| Action item |
A verbatim copy of the listing is what is needed, minus any pictures.

| Task data |
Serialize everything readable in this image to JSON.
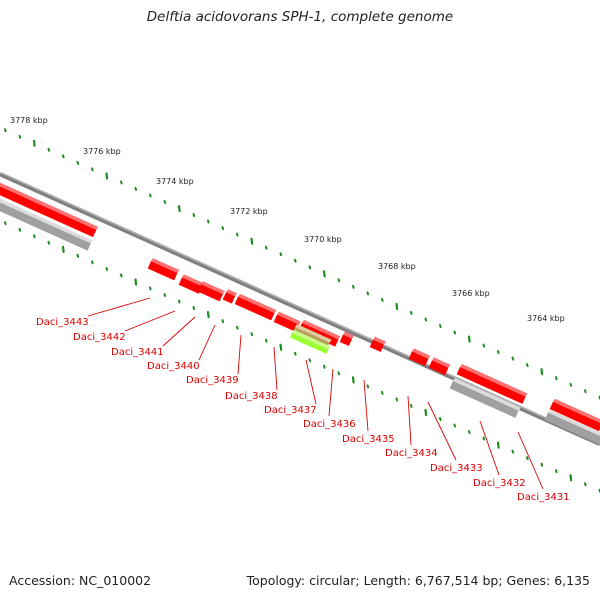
{
  "title": "Delftia acidovorans SPH-1, complete genome",
  "footer": {
    "accession": "Accession: NC_010002",
    "summary": "Topology: circular; Length: 6,767,514 bp; Genes: 6,135"
  },
  "colors": {
    "backbone": "#808080",
    "gene_forward": "#ff0000",
    "gene_reverse": "#ff0000",
    "rna": "#a0a0a0",
    "highlight": "#99ff33",
    "tick": "#1e8c1e",
    "label": "#dd0000"
  },
  "scale_labels": [
    "3778 kbp",
    "3776 kbp",
    "3774 kbp",
    "3772 kbp",
    "3770 kbp",
    "3768 kbp",
    "3766 kbp",
    "3764 kbp"
  ],
  "gene_labels": [
    "Daci_3443",
    "Daci_3442",
    "Daci_3441",
    "Daci_3440",
    "Daci_3439",
    "Daci_3438",
    "Daci_3437",
    "Daci_3436",
    "Daci_3435",
    "Daci_3434",
    "Daci_3433",
    "Daci_3432",
    "Daci_3431"
  ]
}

| Answer |
Serialize everything readable in this image to JSON.
{
  "title": "Delftia acidovorans SPH-1, complete genome",
  "footer": {
    "accession": "Accession: NC_010002",
    "summary": "Topology: circular; Length: 6,767,514 bp; Genes: 6,135"
  },
  "colors": {
    "backbone": "#808080",
    "gene_forward": "#ff0000",
    "gene_reverse": "#ff0000",
    "rna": "#a0a0a0",
    "highlight": "#99ff33",
    "tick": "#1e8c1e",
    "label": "#dd0000"
  },
  "scale_labels": [
    "3778 kbp",
    "3776 kbp",
    "3774 kbp",
    "3772 kbp",
    "3770 kbp",
    "3768 kbp",
    "3766 kbp",
    "3764 kbp"
  ],
  "gene_labels": [
    "Daci_3443",
    "Daci_3442",
    "Daci_3441",
    "Daci_3440",
    "Daci_3439",
    "Daci_3438",
    "Daci_3437",
    "Daci_3436",
    "Daci_3435",
    "Daci_3434",
    "Daci_3433",
    "Daci_3432",
    "Daci_3431"
  ]
}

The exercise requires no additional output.